── Given passage ──
July 31, 1978 12:00 PM

Dump those hog futures. Wipe that Vegas excursion. Take up philography, Jack. What’s that? It’s what autograph fiends do when they grow up and get smart. It’s the Game of the Name, roulette for intellectuals, a worldwide, millennium-spanning cultural crapshoot that you can play for pennies—and take for thousands. But be warned. Philography is also the special preserve of Charles Hamilton, a feisty Manhattan dealer who is both revered and dreaded as the Pope and Grand Inquisitor of the thriving cult of the document.

The rules of the philography game, says Hamilton, are simple: Find a document signed by Julius Caesar (though none has come to light for about 2,000 years, thousands once existed) and a collector will snap it up for $2 million. Discover something signed by William Shakespeare (only six authenticated signatures are known) and it will go for about $1.5 million. For a Christopher Columbus you can get $500,000. And even a letter from somebody named Button Gwinnett, who signed the Declaration of Independence and practically nothing else, is worth $250,000.
───
* Requirements:
a - From the philography article, print the part that opens with the words containing "Dump those hog" and closes with "of the document.".
b - Answer these questions from the philography article:
(i) Which Manhattan dealer does the article call the Pope and Grand Inquisitor of the cult of the document?
(ii) How many authenticated William Shakespeare signatures are known?
(iii) What price can a Christopher Columbus document bring?
── Extracted material ──
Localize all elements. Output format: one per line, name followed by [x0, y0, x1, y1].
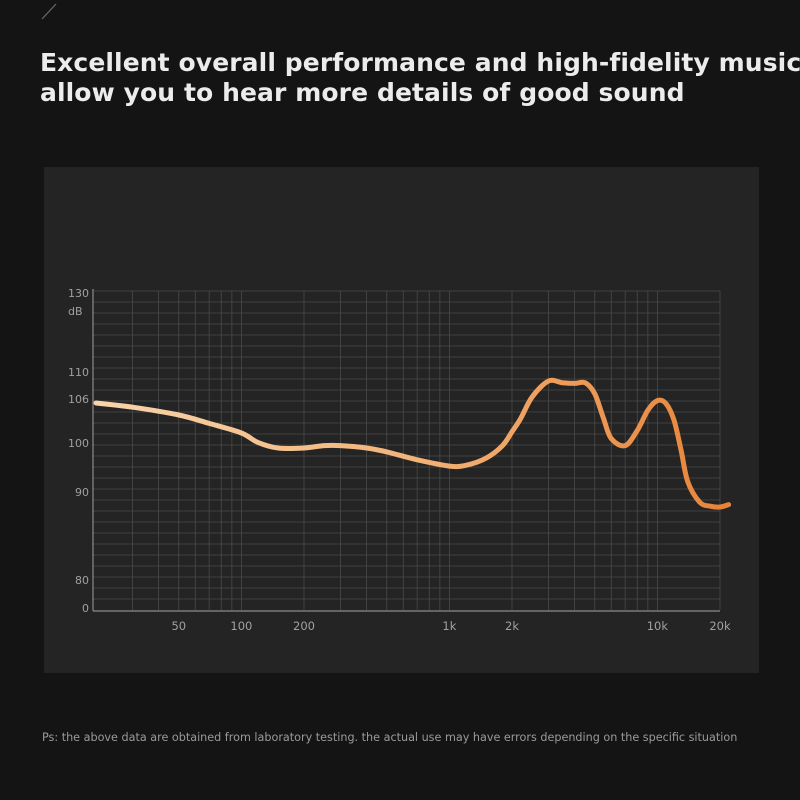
- chart-panel: [44, 167, 759, 673]
- x-tick-label: 1k: [442, 619, 456, 633]
- top-decorative-rule: [41, 3, 762, 20]
- y-tick-label: 0: [82, 602, 89, 615]
- headline-line-2: allow you to hear more details of good s…: [40, 78, 685, 107]
- y-tick-label: 100: [68, 437, 89, 450]
- y-axis-unit-label: dB: [68, 305, 83, 318]
- y-tick-label: 110: [68, 366, 89, 379]
- footnote: Ps: the above data are obtained from lab…: [42, 731, 738, 744]
- x-tick-label: 200: [293, 619, 315, 633]
- y-tick-label: 90: [75, 486, 89, 499]
- y-tick-label: 106: [68, 393, 89, 406]
- y-tick-label: 80: [75, 574, 89, 587]
- x-tick-label: 100: [230, 619, 252, 633]
- x-tick-label: 50: [171, 619, 186, 633]
- x-tick-label: 20k: [709, 619, 731, 633]
- x-tick-label: 10k: [647, 619, 669, 633]
- y-tick-label: 130: [68, 287, 89, 300]
- headline: Excellent overall performance and high-f…: [40, 48, 800, 108]
- headline-line-1: Excellent overall performance and high-f…: [40, 48, 800, 77]
- x-tick-label: 2k: [505, 619, 519, 633]
- frequency-response-curve: [93, 377, 732, 510]
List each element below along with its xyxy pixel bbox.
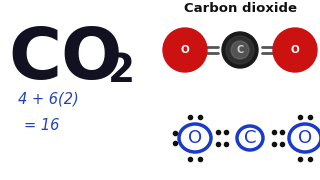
Text: C: C xyxy=(236,45,244,55)
Circle shape xyxy=(171,36,199,64)
Text: CO: CO xyxy=(8,25,122,94)
Circle shape xyxy=(166,31,204,69)
Text: = 16: = 16 xyxy=(24,118,60,133)
Circle shape xyxy=(163,28,207,72)
Text: O: O xyxy=(291,45,300,55)
Text: 2: 2 xyxy=(108,52,135,90)
Circle shape xyxy=(231,41,249,59)
Text: O: O xyxy=(180,45,189,55)
Text: C: C xyxy=(244,129,256,147)
Text: 4 + 6(2): 4 + 6(2) xyxy=(18,92,79,107)
Circle shape xyxy=(273,28,317,72)
Text: O: O xyxy=(298,129,312,147)
Circle shape xyxy=(281,36,309,64)
Circle shape xyxy=(222,32,258,68)
Text: Carbon dioxide: Carbon dioxide xyxy=(183,2,297,15)
Circle shape xyxy=(276,31,314,69)
Text: O: O xyxy=(188,129,202,147)
Circle shape xyxy=(226,36,254,64)
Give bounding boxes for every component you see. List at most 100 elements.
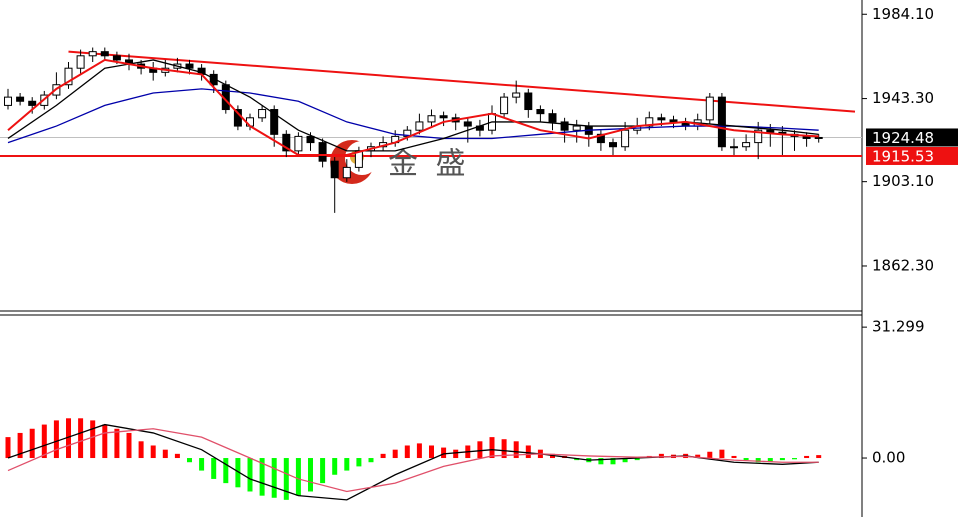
candle-body [596, 133, 605, 144]
candle-body [439, 115, 448, 119]
histogram-bar [404, 445, 410, 459]
histogram-bar [235, 458, 241, 488]
price-label-bg [866, 128, 958, 147]
histogram-bar [356, 458, 362, 467]
histogram-bar [271, 458, 277, 498]
trendline [68, 50, 856, 113]
price-label-bg [866, 146, 958, 165]
histogram-bar [162, 449, 168, 459]
candle-body [536, 109, 545, 115]
histogram-bar [719, 449, 725, 459]
histogram-bar [658, 453, 664, 459]
histogram-bar [392, 449, 398, 459]
histogram-bar [90, 420, 96, 459]
candle-body [754, 129, 763, 144]
candle-body [16, 96, 25, 102]
histogram-bar [779, 458, 785, 461]
candle-body [814, 136, 823, 139]
histogram-bar [66, 418, 71, 459]
candle-body [318, 142, 327, 162]
candle-body [4, 96, 12, 106]
candle-body [112, 55, 121, 61]
candle-body [88, 51, 97, 57]
histogram-bar [755, 458, 761, 463]
candle-body [717, 96, 726, 148]
y-tick-label: 0.00 [872, 449, 905, 467]
histogram-bar [416, 443, 422, 459]
histogram-bar [477, 441, 483, 459]
price-label: 1915.53 [872, 147, 934, 165]
histogram-bar [622, 458, 628, 463]
histogram-bar [78, 418, 84, 459]
histogram-bar [453, 449, 459, 459]
candle-body [742, 142, 751, 148]
histogram-bar [126, 432, 132, 459]
candle-body [705, 96, 714, 121]
candle-body [621, 129, 630, 148]
histogram-bar [211, 458, 217, 479]
candle-body [766, 129, 775, 133]
candle-body [548, 113, 557, 123]
histogram-bar [320, 458, 326, 484]
indicator-line [7, 58, 819, 156]
histogram-bar [29, 428, 35, 459]
histogram-bar [53, 420, 59, 459]
candle-body [572, 125, 581, 131]
histogram-bar [368, 458, 374, 463]
price-label: 1924.48 [872, 129, 934, 147]
candle-body [512, 92, 521, 98]
candle-body [609, 142, 617, 148]
candle-body [645, 117, 654, 127]
histogram-bar [489, 437, 495, 459]
histogram-bar [223, 458, 229, 484]
histogram-bar [332, 458, 338, 475]
candle-body [209, 73, 218, 86]
candle-body [76, 55, 85, 69]
histogram-bar [792, 458, 797, 460]
candle-body [330, 160, 339, 179]
histogram-bar [380, 453, 386, 459]
candle-body [258, 109, 267, 119]
histogram-bar [731, 455, 737, 459]
histogram-bar [41, 424, 47, 459]
candle-body [342, 166, 351, 179]
histogram-bar [816, 455, 822, 459]
candle-body [28, 100, 37, 106]
candle-body [560, 121, 569, 131]
histogram-bar [525, 445, 531, 459]
histogram-bar [743, 458, 749, 461]
histogram-bar [513, 441, 519, 459]
histogram-bar [501, 439, 507, 459]
histogram-bar [102, 424, 108, 459]
histogram-bar [150, 445, 156, 459]
indicator-line [7, 428, 819, 493]
histogram-bar [174, 453, 180, 459]
y-tick-label: 1984.10 [872, 5, 934, 23]
histogram-bar [17, 432, 23, 459]
candle-body [500, 96, 509, 115]
candle-body [282, 133, 291, 152]
candle-body [415, 121, 424, 131]
candle-body [185, 63, 194, 69]
y-tick-label: 1903.10 [872, 172, 934, 190]
candle-body [64, 67, 73, 86]
candle-body [270, 109, 279, 135]
candle-body [657, 117, 666, 121]
histogram-bar [247, 458, 253, 492]
candle-body [524, 92, 533, 111]
y-tick-label: 1943.30 [872, 89, 934, 107]
histogram-bar [138, 441, 144, 459]
histogram-bar [634, 458, 640, 461]
histogram-bar [344, 458, 350, 471]
histogram-bar [5, 437, 11, 459]
histogram-bar [767, 458, 773, 463]
watermark: 金 盛 [388, 147, 470, 182]
histogram-bar [804, 455, 810, 459]
histogram-bar [610, 458, 616, 465]
histogram-bar [441, 447, 447, 459]
candle-body [463, 121, 472, 127]
y-tick-label: 31.299 [872, 318, 925, 336]
candle-body [294, 135, 303, 152]
candle-body [100, 51, 109, 57]
y-tick-label: 1862.30 [872, 256, 934, 274]
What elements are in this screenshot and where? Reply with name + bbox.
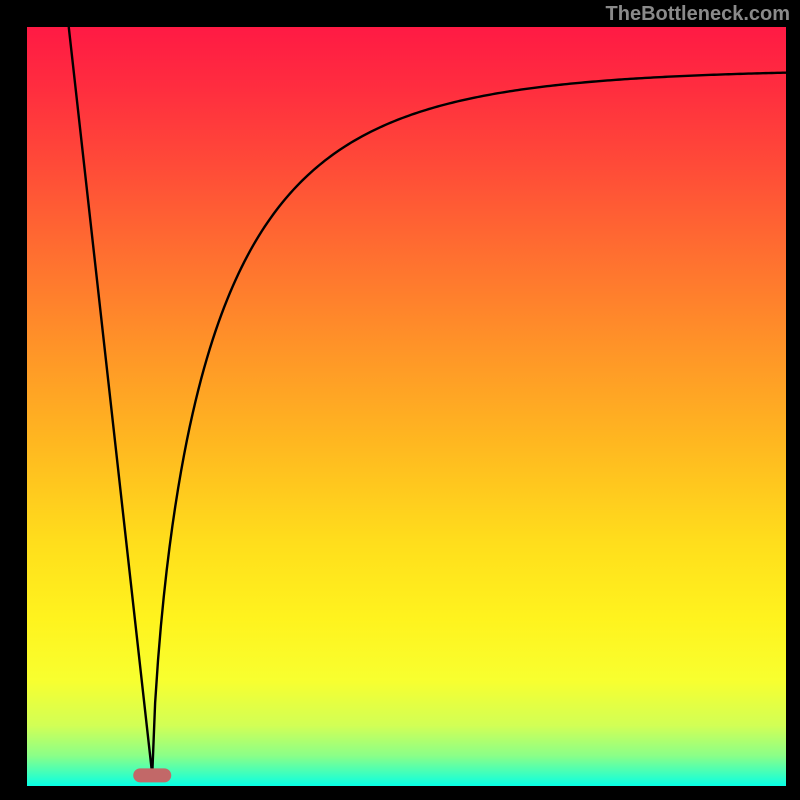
───
* Worked solutions:
a -
Dump those hog futures. Wipe that Vegas excursion. Take up philography, Jack. What’s that? It’s what autograph fiends do when they grow up and get smart. It’s the Game of the Name, roulette for intellectuals, a worldwide, millennium-spanning cultural crapshoot that you can play for pennies—and take for thousands. But be warned. Philography is also the special preserve of Charles Hamilton, a feisty Manhattan dealer who is both revered and dreaded as the Pope and Grand Inquisitor of the thriving cult of the document.

b -
(i) Charles Hamilton
(ii) Six
(iii) $500,000